+++ 本文 +++

高湯温泉へ向かうバス停で慶応吾妻山荘の管理人の大柿さんに出会い、挨拶をすると、先週は別の山へ行っていたとのことだった。
バスに乗り込み高湯温泉へ向かう。山ヤは我々3人だけで、他の乗客も3人ほどで市街地を離れてからは貸し切り状態だ。
花月ハイランドの駐車場の隅にある小屋(自販機設置場)で身支度を整える。山人のザックは約28キロ、モコモコさんは18キロとかなり重い。ちなみに食料燃料等のデポはしていない。食料に重点を置いた結果こうなってしまった。ちなみにお酒は持っていない。
登り口にある登山計画書ポスト設置場で先行していた大柿さんに追いつき会話を交わす。大柿さんが一足先に再出発していった。我々は、フリースを脱いだりして、これからスカイライン横断地点までの急な登りに備える。
気温も低く、雪も少し降っているが、雪が締まっているので固い雪面に数センチ積もっている程度で登りやすい。針葉樹林地帯(植林?)を過ぎて広葉樹林帯になると、明るくなる。
荷物が重くてなかなか大柿さんに追いつくことができない。それどころか、後ろから軽快なペースでMSRスノーシューおじさんが追いついてきた。今シーズン2回目の出会い。天気の良い日は散歩がてら不動沢付近まで行くことが日課らしい。
スカイライン横断地点で、新旧のルート布を交換しながら進んでいた大柿さんにようやく追いつくことができた。
横断地点を通過し、30分程登ったところで休憩をとった。今日もモコモコさんは、前回同様、朝食の残りであるおにぎりを八甲田方式で持ってきていて美味しそうにつまんでいた。
重荷で遅いペースの我々であるが、大柿さんはルート整備をしながら進むので自然と我々と同じようなペースとなり、しばらくは前後した。山鳥山を過ぎた辺りから大柿さんはルート整備を本格的に始めたので、湯の平付近から先は我々が先行することになった。
ラッセルが無い分、順調に慶応吾妻山荘分岐まできた。先週の高山下りの際に見かけなかったのは「命惜しんで定休日」の看板は風で吹っ飛んだのだろうと言うことだった。
硯石の分岐で家形山避難小屋へ向かう。東海大学の「H26」年の新しい赤布が見受けられた。
分岐から小屋の間に一度休憩を入れて、順調に小屋に到着。
今回も小屋の外(−12℃位)と中では温度差が5℃ほどあったので小屋内へ入ると暖かく感じた。
小屋でゆっくり寛いで明日に備えた。ラジオからは「南岸低気圧の接近により太平洋側で大雪に警戒が必要」というのが聞こえてきた。

+++ データ抜粋 +++

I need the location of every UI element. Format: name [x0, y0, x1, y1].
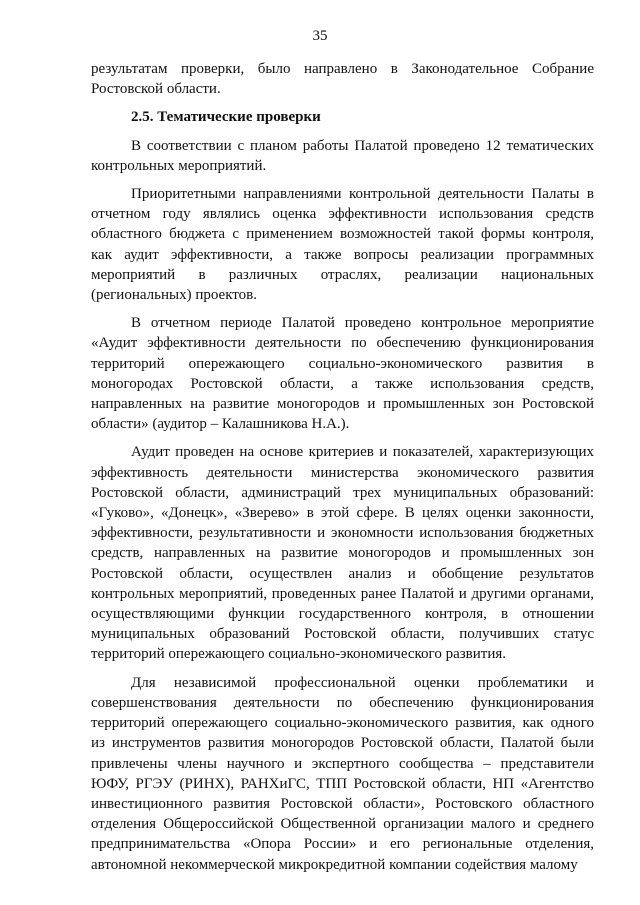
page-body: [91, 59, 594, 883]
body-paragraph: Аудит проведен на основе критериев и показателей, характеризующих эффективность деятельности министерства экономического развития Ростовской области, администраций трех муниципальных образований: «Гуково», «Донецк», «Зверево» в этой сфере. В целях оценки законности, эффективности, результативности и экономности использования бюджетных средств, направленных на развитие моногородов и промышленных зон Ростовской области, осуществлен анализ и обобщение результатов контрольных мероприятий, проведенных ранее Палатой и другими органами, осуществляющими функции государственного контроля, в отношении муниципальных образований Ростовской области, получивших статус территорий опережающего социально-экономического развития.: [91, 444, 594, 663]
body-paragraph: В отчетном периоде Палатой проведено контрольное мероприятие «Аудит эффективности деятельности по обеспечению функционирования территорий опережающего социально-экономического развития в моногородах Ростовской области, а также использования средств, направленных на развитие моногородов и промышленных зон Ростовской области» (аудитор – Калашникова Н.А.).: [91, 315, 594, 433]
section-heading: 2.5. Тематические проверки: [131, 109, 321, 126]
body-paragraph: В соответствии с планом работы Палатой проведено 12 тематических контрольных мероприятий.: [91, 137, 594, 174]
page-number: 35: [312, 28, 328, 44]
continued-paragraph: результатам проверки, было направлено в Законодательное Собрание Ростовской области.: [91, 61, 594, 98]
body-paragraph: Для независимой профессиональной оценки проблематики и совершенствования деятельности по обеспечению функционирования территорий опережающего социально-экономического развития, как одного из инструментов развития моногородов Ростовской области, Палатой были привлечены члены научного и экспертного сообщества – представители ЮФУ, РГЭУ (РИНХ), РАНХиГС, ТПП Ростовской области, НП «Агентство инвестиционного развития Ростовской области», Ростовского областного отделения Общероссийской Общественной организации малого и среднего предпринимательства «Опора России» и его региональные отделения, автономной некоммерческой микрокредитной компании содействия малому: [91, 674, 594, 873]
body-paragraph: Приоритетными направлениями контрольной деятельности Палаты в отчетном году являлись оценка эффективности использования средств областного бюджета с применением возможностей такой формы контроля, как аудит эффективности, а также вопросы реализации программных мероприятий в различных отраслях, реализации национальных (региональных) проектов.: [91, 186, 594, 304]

+++

▸ 課題:
- 1) 家形山避難小屋までの山行文によれば、スカイライン横断地点で追いついた時、大柿さんは何をしながら進んでいましたか。
- 2) 家形山避難小屋までの山行文を、最後の文の後から書き継いでください。

▸ 解答:
- 1) 新旧のルート布を交換しながら進んでいました。

- 2)
2月8日(曇りのち風雪)
コースタイム; 家形山避難小屋7:00〜五色沼のコル7:40〜家形山8:18〜ニセ烏帽子山10:28〜東大巓14:27〜明月荘15:00
朝は気温が高い感じがした。風もほとんどなく穏やかだ。嵐の前の静けさか?
天気予報通り、出発するころには雪が降り出してきた。
予定通りがんちゃん落としを登る。新雪の下に固い層があり、急斜面だと滑る。それでも順調に稜線に到着。鞍部の風は弱かった。
家形山への登りは、低気温と風で雪面が固められており、シールでは歯が立たない。エッジを使った登りでも厳しい。五色沼分岐から左に大きくトラバースしてからキックターンで方向を変えて登ることにした。このトラバースもガリガリに雪があっさり積もった状態で滑落の恐れがあり厭らしかった。良いルート取りとは言えないと思った。
こんな感じで何度か方向を転換して登ったが、最後の30メートル程の急斜面はスキーでは全く歯が立たず、結局スキーを脱いでキックステップで登った。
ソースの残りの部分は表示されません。